**Stated task A**
Begin at the first line of the records and stop after the line that holds "video-off-icon (144, 753, 166, 775)". Reproduce those lines with "volte-indicator" renamed to "volte-status" and everything else left unchanged.

### Excerpted passage ###

Traditionally, this process involves manually sweeping a near‑field probe across a powered board while watching a spectrum analyzer. It is slow, requires significant experience, and is highly sensitive to probe orientation and positioning. Small changes in angle or height can produce noticeably different results, making repeatability difficult.
Clem’s goal was to remove as much subjectivity from this process as possible. Rather than relying on careful hand movements and interpretation, he wanted a system that could probe a PCB in a controlled, repeatable way and generate structured data automatically.
“I want to make this process a lot more controllable, repeatable and less dependent on actual expert usage to find the culprit.”
The result is a dedicated EMC heatmapping scanner that behaves more like a CNC machine than a traditional test setup. Using Multicomp Pro near‑field probes and a precisely controlled motion system, the machine scans a PCB in a defined grid pattern, producing consistent measurements that can be directly compared across frequencies and design revisions.
Standing on Shoulders Then Starting Fresh
Clem is clear that the core idea behind the project is not new. Several years ago, other engineers demonstrated that an RTL‑SDR could be used as a low‑cost EMI receiver for comparative near‑field measurements. Inspired by this earlier work, Clem initially attempted to reproduce one of those implementations.
In practice, this proved difficult. Software libraries had evolved, dependencies had changed, and the original code no longer worked reliably. Even more importantly, the older project did not align with Clem’s vision for automation, flexibility, and structured scanning.
“I tried to get this to run. It’s dependent on some software that since had updates, so it doesn’t work as expected anymore, at least not in my setup.”
Rather than patching an aging codebase, Clem made the decision to start over completely. This allowed him to redesign both the hardware control and the software architecture around his own requirements, rather than being constrained by assumptions baked into someone else’s workflow.
The result is a system built cleanly and modularly from the ground up. Each part of the workflow, motion control, scan definition, data acquisition, and visualisation, is implemented as a distinct software component, making the overall system easier to understand, debug, and extend.
Smart Recycling, Smart Engineering
Mechanically, the scanner reflects a pragmatic engineering mindset. Clem reused components from previous projects wherever possible. The frame of an old 3D printer forms the mechanical base, with salvaged stepper motors and drivers handling motion. This approach keeps costs low and reinforces that the project is a functional tool rather than a polished commercial product.
The probe itself only moves in X and Y. The Z height is set manually once and remains fixed for the duration of a scan. This simplification reduces mechanical complexity and removes another variable that could affect measurement repeatability.
Once the user interactively defines the scan area by jogging the probe to the lower‑left and upper‑right corners of the region of interest, GRBL dynamically generates the zig‑zag toolpath. Clem deliberately chose GRBL 1.1 running on an Arduino Uno because it provides CNC‑style control without imposing the assumptions typical of modern 3D printer firmware.
“What I need is not homing and then executing a job. What I need is total control during the process, like a CNC where it can start and stop and resume.”

### Exercise input ###

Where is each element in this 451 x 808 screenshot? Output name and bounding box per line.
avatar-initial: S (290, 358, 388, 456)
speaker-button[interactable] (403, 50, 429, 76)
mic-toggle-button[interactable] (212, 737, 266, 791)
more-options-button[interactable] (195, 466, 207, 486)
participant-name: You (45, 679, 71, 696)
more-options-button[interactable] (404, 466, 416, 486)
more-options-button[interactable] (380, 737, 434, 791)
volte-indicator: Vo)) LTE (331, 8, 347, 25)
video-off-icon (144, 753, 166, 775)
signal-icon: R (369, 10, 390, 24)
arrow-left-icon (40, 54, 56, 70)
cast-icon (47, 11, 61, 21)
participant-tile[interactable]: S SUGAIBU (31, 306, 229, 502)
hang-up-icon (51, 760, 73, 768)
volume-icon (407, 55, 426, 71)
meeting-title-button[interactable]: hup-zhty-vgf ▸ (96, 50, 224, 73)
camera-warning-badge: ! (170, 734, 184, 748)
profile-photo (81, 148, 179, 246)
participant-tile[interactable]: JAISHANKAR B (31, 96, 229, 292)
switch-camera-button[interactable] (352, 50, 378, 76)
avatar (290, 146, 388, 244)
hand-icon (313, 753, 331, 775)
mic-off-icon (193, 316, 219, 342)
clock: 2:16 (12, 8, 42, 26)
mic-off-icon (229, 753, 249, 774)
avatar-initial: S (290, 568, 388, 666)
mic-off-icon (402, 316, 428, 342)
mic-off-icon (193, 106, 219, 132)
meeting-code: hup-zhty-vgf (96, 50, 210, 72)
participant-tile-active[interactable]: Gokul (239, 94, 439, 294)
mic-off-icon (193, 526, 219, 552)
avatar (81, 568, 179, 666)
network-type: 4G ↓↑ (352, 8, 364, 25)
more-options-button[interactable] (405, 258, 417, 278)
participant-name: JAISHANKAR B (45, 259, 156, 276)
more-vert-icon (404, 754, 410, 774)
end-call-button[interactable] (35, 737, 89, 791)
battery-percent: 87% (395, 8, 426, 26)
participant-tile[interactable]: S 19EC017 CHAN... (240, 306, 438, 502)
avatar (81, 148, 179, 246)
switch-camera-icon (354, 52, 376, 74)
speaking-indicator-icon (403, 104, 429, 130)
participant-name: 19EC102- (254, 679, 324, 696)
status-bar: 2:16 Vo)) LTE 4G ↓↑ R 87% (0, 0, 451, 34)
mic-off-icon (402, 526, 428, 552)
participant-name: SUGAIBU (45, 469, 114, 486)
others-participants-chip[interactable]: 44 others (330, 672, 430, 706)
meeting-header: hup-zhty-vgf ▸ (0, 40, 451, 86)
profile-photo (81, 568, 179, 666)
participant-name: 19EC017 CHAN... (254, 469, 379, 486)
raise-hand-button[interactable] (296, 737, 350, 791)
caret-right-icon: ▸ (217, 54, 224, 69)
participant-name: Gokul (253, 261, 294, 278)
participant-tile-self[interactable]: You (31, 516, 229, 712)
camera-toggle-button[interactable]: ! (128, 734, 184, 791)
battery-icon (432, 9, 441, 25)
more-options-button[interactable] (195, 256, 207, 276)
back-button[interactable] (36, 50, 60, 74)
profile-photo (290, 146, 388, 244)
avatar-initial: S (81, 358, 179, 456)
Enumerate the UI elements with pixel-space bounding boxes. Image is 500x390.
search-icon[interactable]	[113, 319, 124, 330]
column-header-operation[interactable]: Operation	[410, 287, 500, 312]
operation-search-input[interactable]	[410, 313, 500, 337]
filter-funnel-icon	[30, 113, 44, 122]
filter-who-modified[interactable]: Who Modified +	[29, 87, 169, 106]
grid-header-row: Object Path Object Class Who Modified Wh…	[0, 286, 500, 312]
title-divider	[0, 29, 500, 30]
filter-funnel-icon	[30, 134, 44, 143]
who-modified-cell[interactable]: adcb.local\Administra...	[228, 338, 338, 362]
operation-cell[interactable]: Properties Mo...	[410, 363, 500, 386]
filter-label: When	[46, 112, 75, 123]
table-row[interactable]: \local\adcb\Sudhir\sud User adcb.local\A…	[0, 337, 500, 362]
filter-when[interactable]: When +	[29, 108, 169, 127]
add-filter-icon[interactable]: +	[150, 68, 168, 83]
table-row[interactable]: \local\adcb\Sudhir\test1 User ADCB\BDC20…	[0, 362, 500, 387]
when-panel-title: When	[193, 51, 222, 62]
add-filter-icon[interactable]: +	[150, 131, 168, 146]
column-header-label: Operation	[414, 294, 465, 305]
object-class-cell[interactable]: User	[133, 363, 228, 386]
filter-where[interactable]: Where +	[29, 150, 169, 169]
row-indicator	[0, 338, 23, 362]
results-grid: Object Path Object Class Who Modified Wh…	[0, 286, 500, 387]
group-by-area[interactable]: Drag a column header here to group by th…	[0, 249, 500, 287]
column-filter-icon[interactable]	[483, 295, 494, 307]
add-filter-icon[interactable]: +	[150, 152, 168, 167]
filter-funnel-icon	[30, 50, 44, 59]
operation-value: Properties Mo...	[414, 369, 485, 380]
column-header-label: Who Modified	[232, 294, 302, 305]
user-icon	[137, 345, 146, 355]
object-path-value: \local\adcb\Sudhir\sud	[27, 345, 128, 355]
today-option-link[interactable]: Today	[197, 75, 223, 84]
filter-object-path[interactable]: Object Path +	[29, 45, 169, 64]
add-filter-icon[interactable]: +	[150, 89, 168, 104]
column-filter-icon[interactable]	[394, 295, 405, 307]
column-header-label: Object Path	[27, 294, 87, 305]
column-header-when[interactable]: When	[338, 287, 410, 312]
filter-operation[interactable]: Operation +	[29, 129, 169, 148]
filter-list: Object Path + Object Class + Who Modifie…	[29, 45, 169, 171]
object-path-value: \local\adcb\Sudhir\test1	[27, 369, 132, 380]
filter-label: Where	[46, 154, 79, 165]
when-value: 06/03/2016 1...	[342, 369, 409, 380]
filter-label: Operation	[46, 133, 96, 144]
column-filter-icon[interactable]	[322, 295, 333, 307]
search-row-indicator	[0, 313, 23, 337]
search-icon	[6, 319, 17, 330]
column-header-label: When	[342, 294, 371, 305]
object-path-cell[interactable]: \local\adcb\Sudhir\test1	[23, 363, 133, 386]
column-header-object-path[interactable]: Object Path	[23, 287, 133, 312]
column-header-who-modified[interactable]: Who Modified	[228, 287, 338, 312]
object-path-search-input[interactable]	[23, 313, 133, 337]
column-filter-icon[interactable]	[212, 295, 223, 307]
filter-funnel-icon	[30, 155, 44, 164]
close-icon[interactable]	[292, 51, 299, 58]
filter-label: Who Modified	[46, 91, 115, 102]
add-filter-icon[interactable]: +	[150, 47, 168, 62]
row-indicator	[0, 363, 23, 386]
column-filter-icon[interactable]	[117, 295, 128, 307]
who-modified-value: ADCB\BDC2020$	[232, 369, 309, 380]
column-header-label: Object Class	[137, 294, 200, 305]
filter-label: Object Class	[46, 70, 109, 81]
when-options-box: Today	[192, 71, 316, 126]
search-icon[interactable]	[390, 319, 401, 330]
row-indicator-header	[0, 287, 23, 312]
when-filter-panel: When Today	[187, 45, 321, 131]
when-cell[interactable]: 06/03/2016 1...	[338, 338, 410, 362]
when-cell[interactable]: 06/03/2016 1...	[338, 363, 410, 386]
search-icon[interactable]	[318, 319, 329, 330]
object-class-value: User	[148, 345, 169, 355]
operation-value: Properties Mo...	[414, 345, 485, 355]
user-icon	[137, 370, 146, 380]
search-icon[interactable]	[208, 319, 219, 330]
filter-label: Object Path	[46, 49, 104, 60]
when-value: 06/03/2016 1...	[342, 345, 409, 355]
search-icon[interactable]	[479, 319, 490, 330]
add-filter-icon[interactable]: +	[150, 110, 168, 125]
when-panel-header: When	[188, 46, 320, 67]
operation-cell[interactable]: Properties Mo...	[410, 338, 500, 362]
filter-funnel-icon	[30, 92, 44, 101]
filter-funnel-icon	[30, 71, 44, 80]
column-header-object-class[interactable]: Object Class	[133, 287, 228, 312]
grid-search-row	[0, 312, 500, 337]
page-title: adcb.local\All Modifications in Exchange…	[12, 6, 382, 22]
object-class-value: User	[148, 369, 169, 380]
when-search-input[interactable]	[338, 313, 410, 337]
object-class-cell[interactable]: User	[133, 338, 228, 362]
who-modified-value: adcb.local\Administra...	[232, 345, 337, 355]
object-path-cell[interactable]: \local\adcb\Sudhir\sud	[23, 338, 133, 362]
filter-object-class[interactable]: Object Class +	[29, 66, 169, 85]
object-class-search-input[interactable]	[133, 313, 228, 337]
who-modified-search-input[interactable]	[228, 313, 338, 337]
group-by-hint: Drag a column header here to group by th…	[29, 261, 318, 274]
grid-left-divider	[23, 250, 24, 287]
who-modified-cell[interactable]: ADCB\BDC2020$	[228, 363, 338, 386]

###

**Stated task B**
Write what comes next in the passage on the EMC heatmapping scanner, starting after its final sentence.

**Exercise response A**
Where is each element in this 451 x 808 screenshot? Output name and bounding box per line.
avatar-initial: S (290, 358, 388, 456)
speaker-button[interactable] (403, 50, 429, 76)
mic-toggle-button[interactable] (212, 737, 266, 791)
more-options-button[interactable] (195, 466, 207, 486)
participant-name: You (45, 679, 71, 696)
more-options-button[interactable] (404, 466, 416, 486)
more-options-button[interactable] (380, 737, 434, 791)
volte-status: Vo)) LTE (331, 8, 347, 25)
video-off-icon (144, 753, 166, 775)

**Exercise response B**
This design choice is reflected in the software as well. The system does not rely on homing at all. If position is lost, the user simply redefines the scan area. For EMI debugging, where scans often focus on specific subsections of a board, this flexibility is more valuable than absolute positioning.
A small camera is mounted above the device under test, but it is not used for alignment or vision‑based scanning. Instead, it serves a documentation role, capturing an image of the DUT after a scan so that measurement data can be visually associated with the physical board.
SDR Instead of Spectrum Analyzer
One of the most notable aspects of the project is Clem’s decision to use a low‑cost RTL‑SDR instead of a traditional spectrum analyzer. This is not positioned as a replacement for lab‑grade equipment, but as a practical alternative for comparative analysis and source localisation.
Clem explicitly warns against poor‑quality SDR clones, noting that unstable hardware can introduce measurement artifacts and waste debugging time. When paired with professional near‑field probes, however, a reliable RTL‑SDR proves more than capable of revealing relative emission hotspots across a PCB.
The software is designed to scan multiple frequencies in a single run. At each X‑Y coordinate, the system measures all selected frequencies before moving on to the next point. This approach is reflected in the scanner module, which parses the generated G‑code and interleaves motion with data acquisition.
Each scan produces a plain text file per frequency containing X and Y coordinates along with received power in dBm. A secondary script converts this data into heatmap images. This separation allows raw data to be preserved for further analysis while still producing visuals that are easy for humans to interpret.
Clem designed the Python code as a collection of reusable modules rather than a single monolithic script. While AI assistance helped with some of the repetitive coding, SDR‑specific functionality required significant manual correction, particularly where libraries had changed since earlier projects.
Lowering the Noise Floor
In the final section of the video, Clem turns his attention to a topic that is often misunderstood: noise floor reduction. He emphasises that meaningful EMI localisation is only possible if the measurement environment itself is properly controlled.
“If the noise doesn’t get any lower, you basically will always measure just a guess.”
Simply enclosing the system in a metal box is not sufficient. Effective shielding requires continuous conductive paths, low‑impedance connections between panels, and careful treatment of seams, gaps, and cable pass‑throughs. Clem demonstrates how improper bonding can allow high‑frequency energy to leak through even seemingly solid enclosures.
Using conductive tape, proper grounding techniques, and purpose‑built EMI gaskets, Clem shows how reducing the noise floor dramatically improves scan clarity. Once background noise is sufficiently suppressed, subtle emission sources become visible in the heatmaps, allowing engineers to draw much more confident conclusions.
This focus on shielding and attenuation reinforces one of the project’s key themes: automation alone is not enough. Reliable results depend on understanding EMI fundamentals and applying good measurement practice alongside clever tooling.
Taken as a whole, the automated EMI heatmapping scanner demonstrates a practical, fitness‑for‑purpose approach to a complex engineering problem. It does not claim to replace formal compliance testing, but it provides engineers with a powerful tool for understanding where emissions originate, how they change under different operating conditions, and whether design changes are having the desired effect before committing to expensive laboratory testing.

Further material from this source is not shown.